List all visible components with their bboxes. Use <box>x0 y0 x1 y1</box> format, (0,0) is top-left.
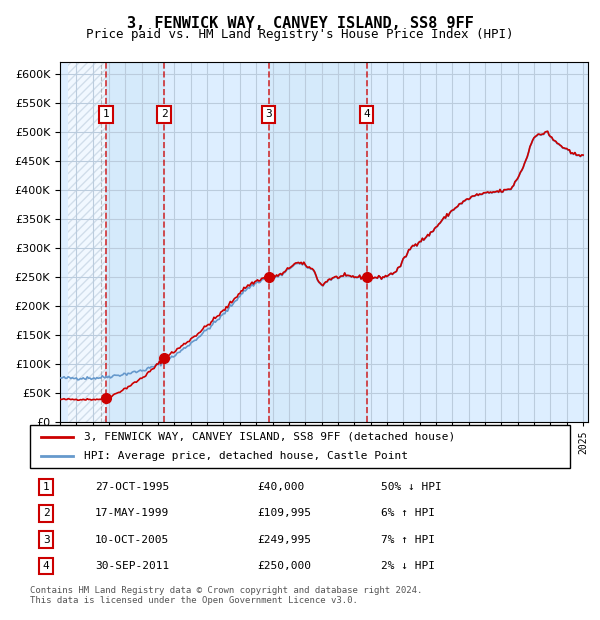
Text: 4: 4 <box>363 109 370 119</box>
Text: 10-OCT-2005: 10-OCT-2005 <box>95 535 169 545</box>
Text: 30-SEP-2011: 30-SEP-2011 <box>95 561 169 571</box>
Bar <box>269 62 367 422</box>
FancyBboxPatch shape <box>30 425 570 468</box>
Text: 4: 4 <box>43 561 50 571</box>
Text: 3, FENWICK WAY, CANVEY ISLAND, SS8 9FF (detached house): 3, FENWICK WAY, CANVEY ISLAND, SS8 9FF (… <box>84 432 455 442</box>
Text: 17-MAY-1999: 17-MAY-1999 <box>95 508 169 518</box>
Text: 50% ↓ HPI: 50% ↓ HPI <box>381 482 442 492</box>
Text: 1: 1 <box>43 482 50 492</box>
Text: £40,000: £40,000 <box>257 482 304 492</box>
Text: 3, FENWICK WAY, CANVEY ISLAND, SS8 9FF: 3, FENWICK WAY, CANVEY ISLAND, SS8 9FF <box>127 16 473 30</box>
Text: 2: 2 <box>43 508 50 518</box>
Text: 3: 3 <box>43 535 50 545</box>
Text: 2% ↓ HPI: 2% ↓ HPI <box>381 561 435 571</box>
Bar <box>106 62 164 422</box>
Text: 27-OCT-1995: 27-OCT-1995 <box>95 482 169 492</box>
Text: £250,000: £250,000 <box>257 561 311 571</box>
Text: £109,995: £109,995 <box>257 508 311 518</box>
Text: £249,995: £249,995 <box>257 535 311 545</box>
Text: 7% ↑ HPI: 7% ↑ HPI <box>381 535 435 545</box>
Text: 3: 3 <box>265 109 272 119</box>
Text: 1: 1 <box>103 109 109 119</box>
Text: HPI: Average price, detached house, Castle Point: HPI: Average price, detached house, Cast… <box>84 451 408 461</box>
Bar <box>68 62 106 422</box>
Text: Contains HM Land Registry data © Crown copyright and database right 2024.
This d: Contains HM Land Registry data © Crown c… <box>30 586 422 605</box>
Text: Price paid vs. HM Land Registry's House Price Index (HPI): Price paid vs. HM Land Registry's House … <box>86 28 514 41</box>
Text: 6% ↑ HPI: 6% ↑ HPI <box>381 508 435 518</box>
Text: 2: 2 <box>161 109 167 119</box>
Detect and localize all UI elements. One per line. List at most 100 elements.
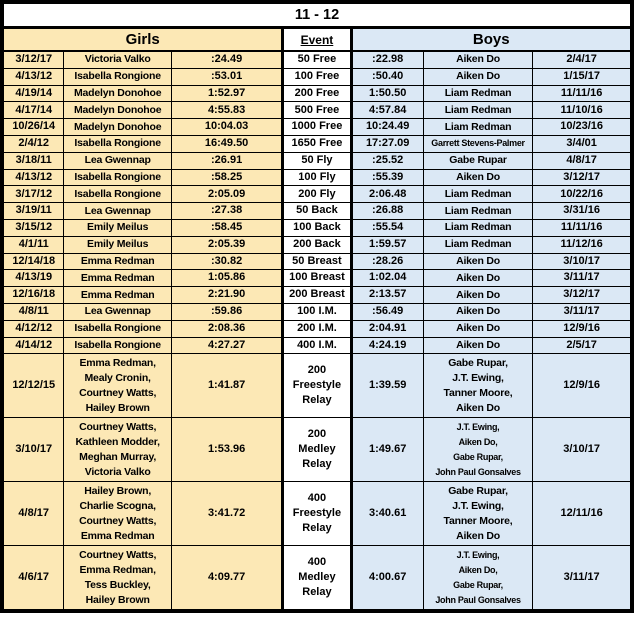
· · ·
### Set problem
Extract every row above without changing a word, and leave the pictures out of your answer.

### Response
List all visible components with their bboxes. Use <box>x0 y0 x1 y1</box> format, (0,0) is top-left.
Text: 4: 4 <box>363 109 370 119</box>
Text: 10-OCT-2005: 10-OCT-2005 <box>95 535 169 545</box>
Text: 30-SEP-2011: 30-SEP-2011 <box>95 561 169 571</box>
Bar <box>269 62 367 422</box>
FancyBboxPatch shape <box>30 425 570 468</box>
Text: 4: 4 <box>43 561 50 571</box>
Text: 3, FENWICK WAY, CANVEY ISLAND, SS8 9FF (detached house): 3, FENWICK WAY, CANVEY ISLAND, SS8 9FF (… <box>84 432 455 442</box>
Text: 17-MAY-1999: 17-MAY-1999 <box>95 508 169 518</box>
Text: 50% ↓ HPI: 50% ↓ HPI <box>381 482 442 492</box>
Text: 1: 1 <box>43 482 50 492</box>
Text: £40,000: £40,000 <box>257 482 304 492</box>
Text: 3, FENWICK WAY, CANVEY ISLAND, SS8 9FF: 3, FENWICK WAY, CANVEY ISLAND, SS8 9FF <box>127 16 473 30</box>
Text: 2: 2 <box>43 508 50 518</box>
Text: 3: 3 <box>43 535 50 545</box>
Text: 2% ↓ HPI: 2% ↓ HPI <box>381 561 435 571</box>
Bar <box>106 62 164 422</box>
Text: 27-OCT-1995: 27-OCT-1995 <box>95 482 169 492</box>
Text: £250,000: £250,000 <box>257 561 311 571</box>
Text: £109,995: £109,995 <box>257 508 311 518</box>
Text: £249,995: £249,995 <box>257 535 311 545</box>
Text: 7% ↑ HPI: 7% ↑ HPI <box>381 535 435 545</box>
Text: 3: 3 <box>265 109 272 119</box>
Text: 1: 1 <box>103 109 109 119</box>
Text: HPI: Average price, detached house, Castle Point: HPI: Average price, detached house, Cast… <box>84 451 408 461</box>
Bar <box>68 62 106 422</box>
Text: Contains HM Land Registry data © Crown copyright and database right 2024.
This d: Contains HM Land Registry data © Crown c… <box>30 586 422 605</box>
Text: Price paid vs. HM Land Registry's House Price Index (HPI): Price paid vs. HM Land Registry's House … <box>86 28 514 41</box>
Text: 6% ↑ HPI: 6% ↑ HPI <box>381 508 435 518</box>
Text: 2: 2 <box>161 109 167 119</box>
Detect and localize all UI elements. One per line. List at most 100 elements.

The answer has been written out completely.